[Figure dataset records]
○ ○ ○ ○

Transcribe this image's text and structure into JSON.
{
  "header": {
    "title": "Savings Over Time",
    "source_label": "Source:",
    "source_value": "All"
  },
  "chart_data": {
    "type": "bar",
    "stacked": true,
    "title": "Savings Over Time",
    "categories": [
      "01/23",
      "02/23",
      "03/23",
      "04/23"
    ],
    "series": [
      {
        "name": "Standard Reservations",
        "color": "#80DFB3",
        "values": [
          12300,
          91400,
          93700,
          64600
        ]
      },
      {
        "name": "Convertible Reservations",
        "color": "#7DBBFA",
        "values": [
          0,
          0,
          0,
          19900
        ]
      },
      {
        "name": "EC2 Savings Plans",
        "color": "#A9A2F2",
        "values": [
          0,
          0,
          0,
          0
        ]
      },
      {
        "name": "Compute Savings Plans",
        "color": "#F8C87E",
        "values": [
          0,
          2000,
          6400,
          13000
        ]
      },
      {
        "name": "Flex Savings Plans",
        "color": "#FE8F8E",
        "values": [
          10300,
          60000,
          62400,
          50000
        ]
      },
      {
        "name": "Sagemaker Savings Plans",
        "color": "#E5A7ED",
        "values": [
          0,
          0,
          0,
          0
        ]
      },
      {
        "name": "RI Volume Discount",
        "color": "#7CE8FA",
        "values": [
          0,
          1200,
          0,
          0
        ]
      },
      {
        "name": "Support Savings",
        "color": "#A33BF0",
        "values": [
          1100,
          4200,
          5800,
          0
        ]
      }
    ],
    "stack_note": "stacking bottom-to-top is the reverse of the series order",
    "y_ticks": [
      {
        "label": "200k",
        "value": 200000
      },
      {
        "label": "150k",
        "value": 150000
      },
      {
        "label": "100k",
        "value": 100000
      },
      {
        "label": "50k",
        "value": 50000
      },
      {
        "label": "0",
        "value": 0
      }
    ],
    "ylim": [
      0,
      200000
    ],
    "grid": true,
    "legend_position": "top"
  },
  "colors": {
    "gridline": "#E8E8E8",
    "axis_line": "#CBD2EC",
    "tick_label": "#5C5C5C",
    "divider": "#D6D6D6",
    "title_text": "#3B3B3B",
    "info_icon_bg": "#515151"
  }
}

○ ○ ○ ○

Take every line containing the word "Plans" and copy it.

        "name": "EC2 Savings Plans",
        "name": "Compute Savings Plans",
        "name": "Flex Savings Plans",
        "name": "Sagemaker Savings Plans",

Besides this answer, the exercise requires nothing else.